● WRITTEN PROBLEM: Set down every record once more, exactly as given.

● RECORDS FOR THE EXERCISE:

※ ※ ※

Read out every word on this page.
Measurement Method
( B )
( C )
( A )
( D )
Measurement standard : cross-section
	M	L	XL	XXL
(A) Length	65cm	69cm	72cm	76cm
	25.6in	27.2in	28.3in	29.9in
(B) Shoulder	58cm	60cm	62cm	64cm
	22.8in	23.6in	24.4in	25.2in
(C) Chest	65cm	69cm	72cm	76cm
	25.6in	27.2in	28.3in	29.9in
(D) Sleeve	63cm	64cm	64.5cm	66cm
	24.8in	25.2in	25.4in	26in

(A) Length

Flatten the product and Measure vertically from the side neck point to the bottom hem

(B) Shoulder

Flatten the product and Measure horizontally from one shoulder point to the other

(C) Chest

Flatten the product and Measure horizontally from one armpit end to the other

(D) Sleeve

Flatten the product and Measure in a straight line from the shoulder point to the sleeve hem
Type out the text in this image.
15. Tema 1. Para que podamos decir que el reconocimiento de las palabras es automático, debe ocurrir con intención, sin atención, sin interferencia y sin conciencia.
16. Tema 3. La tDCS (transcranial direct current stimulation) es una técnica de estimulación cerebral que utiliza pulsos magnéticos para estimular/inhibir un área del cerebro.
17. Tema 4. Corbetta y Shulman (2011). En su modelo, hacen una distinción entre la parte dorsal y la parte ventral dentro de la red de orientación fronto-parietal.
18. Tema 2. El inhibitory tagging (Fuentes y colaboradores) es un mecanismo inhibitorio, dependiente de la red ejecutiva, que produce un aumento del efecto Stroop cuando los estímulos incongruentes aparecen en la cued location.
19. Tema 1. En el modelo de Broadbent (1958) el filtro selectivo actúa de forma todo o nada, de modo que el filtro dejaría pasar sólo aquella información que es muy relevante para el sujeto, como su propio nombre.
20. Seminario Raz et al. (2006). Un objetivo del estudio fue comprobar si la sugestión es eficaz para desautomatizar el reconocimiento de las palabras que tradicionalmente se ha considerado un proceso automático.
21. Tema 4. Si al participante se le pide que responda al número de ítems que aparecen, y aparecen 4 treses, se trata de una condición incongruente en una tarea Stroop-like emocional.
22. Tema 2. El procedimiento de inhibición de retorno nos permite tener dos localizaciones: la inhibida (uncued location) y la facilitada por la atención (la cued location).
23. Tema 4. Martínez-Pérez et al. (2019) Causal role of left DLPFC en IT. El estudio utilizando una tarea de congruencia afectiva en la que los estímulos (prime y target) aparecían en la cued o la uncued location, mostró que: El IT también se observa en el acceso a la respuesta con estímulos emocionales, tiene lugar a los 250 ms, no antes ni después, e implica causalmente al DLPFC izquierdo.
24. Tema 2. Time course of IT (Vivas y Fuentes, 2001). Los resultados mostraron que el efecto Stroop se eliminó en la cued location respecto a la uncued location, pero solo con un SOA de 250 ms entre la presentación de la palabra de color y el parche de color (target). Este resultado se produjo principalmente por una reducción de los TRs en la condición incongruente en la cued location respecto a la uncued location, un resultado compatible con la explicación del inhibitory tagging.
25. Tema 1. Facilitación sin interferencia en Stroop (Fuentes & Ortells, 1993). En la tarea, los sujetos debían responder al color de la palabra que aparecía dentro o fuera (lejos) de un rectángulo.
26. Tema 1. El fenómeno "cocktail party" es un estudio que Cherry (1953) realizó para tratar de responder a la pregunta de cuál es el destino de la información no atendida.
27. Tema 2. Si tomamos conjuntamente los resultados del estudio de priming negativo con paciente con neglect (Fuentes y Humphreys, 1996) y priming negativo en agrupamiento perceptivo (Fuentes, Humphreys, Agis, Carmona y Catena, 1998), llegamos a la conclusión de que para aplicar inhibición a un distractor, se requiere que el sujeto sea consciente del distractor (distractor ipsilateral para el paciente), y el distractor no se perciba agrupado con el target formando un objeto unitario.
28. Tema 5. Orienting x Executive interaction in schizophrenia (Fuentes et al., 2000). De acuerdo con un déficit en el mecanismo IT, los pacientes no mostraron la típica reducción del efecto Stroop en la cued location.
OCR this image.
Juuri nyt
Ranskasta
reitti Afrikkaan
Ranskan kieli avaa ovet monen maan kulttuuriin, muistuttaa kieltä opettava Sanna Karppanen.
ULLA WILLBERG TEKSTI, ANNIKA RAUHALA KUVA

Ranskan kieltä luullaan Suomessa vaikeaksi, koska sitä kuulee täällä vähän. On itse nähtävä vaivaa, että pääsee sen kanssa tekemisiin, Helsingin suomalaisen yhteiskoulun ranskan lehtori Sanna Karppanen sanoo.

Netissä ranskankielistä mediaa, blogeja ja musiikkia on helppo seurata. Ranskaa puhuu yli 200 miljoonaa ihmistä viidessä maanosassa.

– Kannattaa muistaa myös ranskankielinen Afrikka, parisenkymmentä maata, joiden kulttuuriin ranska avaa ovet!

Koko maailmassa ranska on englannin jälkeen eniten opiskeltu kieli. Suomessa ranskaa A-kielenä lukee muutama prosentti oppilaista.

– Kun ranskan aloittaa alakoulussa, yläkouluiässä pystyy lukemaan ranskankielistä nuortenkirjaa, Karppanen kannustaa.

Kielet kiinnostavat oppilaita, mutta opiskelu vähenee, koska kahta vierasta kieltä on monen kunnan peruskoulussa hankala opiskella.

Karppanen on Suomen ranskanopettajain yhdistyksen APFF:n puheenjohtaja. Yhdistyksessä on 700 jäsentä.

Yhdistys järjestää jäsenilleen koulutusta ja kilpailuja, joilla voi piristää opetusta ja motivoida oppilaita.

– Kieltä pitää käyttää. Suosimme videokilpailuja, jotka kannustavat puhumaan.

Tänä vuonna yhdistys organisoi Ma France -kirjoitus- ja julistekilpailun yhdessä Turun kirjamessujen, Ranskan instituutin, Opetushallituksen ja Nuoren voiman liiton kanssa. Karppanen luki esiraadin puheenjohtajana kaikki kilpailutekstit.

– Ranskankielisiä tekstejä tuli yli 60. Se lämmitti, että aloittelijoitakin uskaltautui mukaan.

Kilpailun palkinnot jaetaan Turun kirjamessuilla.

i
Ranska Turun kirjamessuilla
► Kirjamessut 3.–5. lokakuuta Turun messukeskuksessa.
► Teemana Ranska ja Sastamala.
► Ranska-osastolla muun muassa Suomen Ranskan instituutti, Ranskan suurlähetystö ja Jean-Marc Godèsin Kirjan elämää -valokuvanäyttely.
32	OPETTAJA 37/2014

※ ※ ※

● RESULT:
Read out every word on this page.
Measurement Method
( B )
( C )
( A )
( D )
Measurement standard : cross-section
	M	L	XL	XXL
(A) Length	65cm	69cm	72cm	76cm
	25.6in	27.2in	28.3in	29.9in
(B) Shoulder	58cm	60cm	62cm	64cm
	22.8in	23.6in	24.4in	25.2in
(C) Chest	65cm	69cm	72cm	76cm
	25.6in	27.2in	28.3in	29.9in
(D) Sleeve	63cm	64cm	64.5cm	66cm
	24.8in	25.2in	25.4in	26in

(A) Length

Flatten the product and Measure vertically from the side neck point to the bottom hem

(B) Shoulder

Flatten the product and Measure horizontally from one shoulder point to the other

(C) Chest

Flatten the product and Measure horizontally from one armpit end to the other

(D) Sleeve

Flatten the product and Measure in a straight line from the shoulder point to the sleeve hem
Type out the text in this image.
15. Tema 1. Para que podamos decir que el reconocimiento de las palabras es automático, debe ocurrir con intención, sin atención, sin interferencia y sin conciencia.
16. Tema 3. La tDCS (transcranial direct current stimulation) es una técnica de estimulación cerebral que utiliza pulsos magnéticos para estimular/inhibir un área del cerebro.
17. Tema 4. Corbetta y Shulman (2011). En su modelo, hacen una distinción entre la parte dorsal y la parte ventral dentro de la red de orientación fronto-parietal.
18. Tema 2. El inhibitory tagging (Fuentes y colaboradores) es un mecanismo inhibitorio, dependiente de la red ejecutiva, que produce un aumento del efecto Stroop cuando los estímulos incongruentes aparecen en la cued location.
19. Tema 1. En el modelo de Broadbent (1958) el filtro selectivo actúa de forma todo o nada, de modo que el filtro dejaría pasar sólo aquella información que es muy relevante para el sujeto, como su propio nombre.
20. Seminario Raz et al. (2006). Un objetivo del estudio fue comprobar si la sugestión es eficaz para desautomatizar el reconocimiento de las palabras que tradicionalmente se ha considerado un proceso automático.
21. Tema 4. Si al participante se le pide que responda al número de ítems que aparecen, y aparecen 4 treses, se trata de una condición incongruente en una tarea Stroop-like emocional.
22. Tema 2. El procedimiento de inhibición de retorno nos permite tener dos localizaciones: la inhibida (uncued location) y la facilitada por la atención (la cued location).
23. Tema 4. Martínez-Pérez et al. (2019) Causal role of left DLPFC en IT. El estudio utilizando una tarea de congruencia afectiva en la que los estímulos (prime y target) aparecían en la cued o la uncued location, mostró que: El IT también se observa en el acceso a la respuesta con estímulos emocionales, tiene lugar a los 250 ms, no antes ni después, e implica causalmente al DLPFC izquierdo.
24. Tema 2. Time course of IT (Vivas y Fuentes, 2001). Los resultados mostraron que el efecto Stroop se eliminó en la cued location respecto a la uncued location, pero solo con un SOA de 250 ms entre la presentación de la palabra de color y el parche de color (target). Este resultado se produjo principalmente por una reducción de los TRs en la condición incongruente en la cued location respecto a la uncued location, un resultado compatible con la explicación del inhibitory tagging.
25. Tema 1. Facilitación sin interferencia en Stroop (Fuentes & Ortells, 1993). En la tarea, los sujetos debían responder al color de la palabra que aparecía dentro o fuera (lejos) de un rectángulo.
26. Tema 1. El fenómeno "cocktail party" es un estudio que Cherry (1953) realizó para tratar de responder a la pregunta de cuál es el destino de la información no atendida.
27. Tema 2. Si tomamos conjuntamente los resultados del estudio de priming negativo con paciente con neglect (Fuentes y Humphreys, 1996) y priming negativo en agrupamiento perceptivo (Fuentes, Humphreys, Agis, Carmona y Catena, 1998), llegamos a la conclusión de que para aplicar inhibición a un distractor, se requiere que el sujeto sea consciente del distractor (distractor ipsilateral para el paciente), y el distractor no se perciba agrupado con el target formando un objeto unitario.
28. Tema 5. Orienting x Executive interaction in schizophrenia (Fuentes et al., 2000). De acuerdo con un déficit en el mecanismo IT, los pacientes no mostraron la típica reducción del efecto Stroop en la cued location.
OCR this image.
Juuri nyt
Ranskasta
reitti Afrikkaan
Ranskan kieli avaa ovet monen maan kulttuuriin, muistuttaa kieltä opettava Sanna Karppanen.
ULLA WILLBERG TEKSTI, ANNIKA RAUHALA KUVA

Ranskan kieltä luullaan Suomessa vaikeaksi, koska sitä kuulee täällä vähän. On itse nähtävä vaivaa, että pääsee sen kanssa tekemisiin, Helsingin suomalaisen yhteiskoulun ranskan lehtori Sanna Karppanen sanoo.

Netissä ranskankielistä mediaa, blogeja ja musiikkia on helppo seurata. Ranskaa puhuu yli 200 miljoonaa ihmistä viidessä maanosassa.

– Kannattaa muistaa myös ranskankielinen Afrikka, parisenkymmentä maata, joiden kulttuuriin ranska avaa ovet!

Koko maailmassa ranska on englannin jälkeen eniten opiskeltu kieli. Suomessa ranskaa A-kielenä lukee muutama prosentti oppilaista.

– Kun ranskan aloittaa alakoulussa, yläkouluiässä pystyy lukemaan ranskankielistä nuortenkirjaa, Karppanen kannustaa.

Kielet kiinnostavat oppilaita, mutta opiskelu vähenee, koska kahta vierasta kieltä on monen kunnan peruskoulussa hankala opiskella.

Karppanen on Suomen ranskanopettajain yhdistyksen APFF:n puheenjohtaja. Yhdistyksessä on 700 jäsentä.

Yhdistys järjestää jäsenilleen koulutusta ja kilpailuja, joilla voi piristää opetusta ja motivoida oppilaita.

– Kieltä pitää käyttää. Suosimme videokilpailuja, jotka kannustavat puhumaan.

Tänä vuonna yhdistys organisoi Ma France -kirjoitus- ja julistekilpailun yhdessä Turun kirjamessujen, Ranskan instituutin, Opetushallituksen ja Nuoren voiman liiton kanssa. Karppanen luki esiraadin puheenjohtajana kaikki kilpailutekstit.

– Ranskankielisiä tekstejä tuli yli 60. Se lämmitti, että aloittelijoitakin uskaltautui mukaan.

Kilpailun palkinnot jaetaan Turun kirjamessuilla.

i
Ranska Turun kirjamessuilla
► Kirjamessut 3.–5. lokakuuta Turun messukeskuksessa.
► Teemana Ranska ja Sastamala.
► Ranska-osastolla muun muassa Suomen Ranskan instituutti, Ranskan suurlähetystö ja Jean-Marc Godèsin Kirjan elämää -valokuvanäyttely.
32	OPETTAJA 37/2014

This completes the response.